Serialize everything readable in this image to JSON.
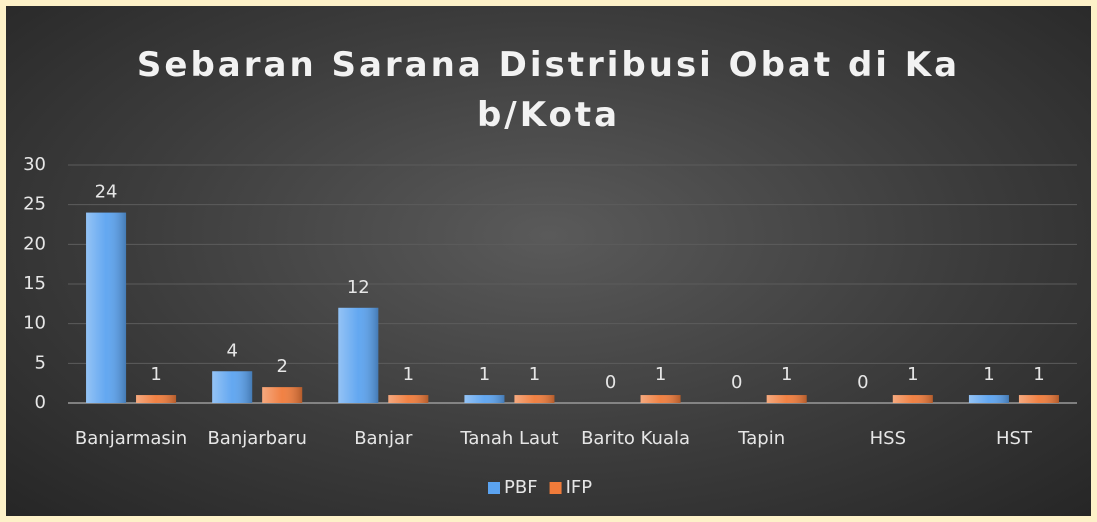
{
  "chart_data": {
    "type": "bar",
    "title": "Sebaran Sarana Distribusi Obat di Kab/Kota",
    "categories": [
      "Banjarmasin",
      "Banjarbaru",
      "Banjar",
      "Tanah Laut",
      "Barito Kuala",
      "Tapin",
      "HSS",
      "HST"
    ],
    "series": [
      {
        "name": "PBF",
        "color": "#5ba3f0",
        "values": [
          24,
          4,
          12,
          1,
          0,
          0,
          0,
          1
        ]
      },
      {
        "name": "IFP",
        "color": "#f07b3a",
        "values": [
          1,
          2,
          1,
          1,
          1,
          1,
          1,
          1
        ]
      }
    ],
    "ylim": [
      0,
      30
    ],
    "yticks": [
      0,
      5,
      10,
      15,
      20,
      25,
      30
    ],
    "grid": true,
    "legend": "bottom"
  }
}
****
** BRIEF **
Omit the pictures, then output the rest of the listing exactly.

** ANSWER TO THE PROBLEM **
Serialize everything readable in this image to JSON.
{
  "chart_data": {
    "type": "bar",
    "title": "Sebaran Sarana Distribusi Obat di Kab/Kota",
    "categories": [
      "Banjarmasin",
      "Banjarbaru",
      "Banjar",
      "Tanah Laut",
      "Barito Kuala",
      "Tapin",
      "HSS",
      "HST"
    ],
    "series": [
      {
        "name": "PBF",
        "color": "#5ba3f0",
        "values": [
          24,
          4,
          12,
          1,
          0,
          0,
          0,
          1
        ]
      },
      {
        "name": "IFP",
        "color": "#f07b3a",
        "values": [
          1,
          2,
          1,
          1,
          1,
          1,
          1,
          1
        ]
      }
    ],
    "ylim": [
      0,
      30
    ],
    "yticks": [
      0,
      5,
      10,
      15,
      20,
      25,
      30
    ],
    "grid": true,
    "legend": "bottom"
  }
}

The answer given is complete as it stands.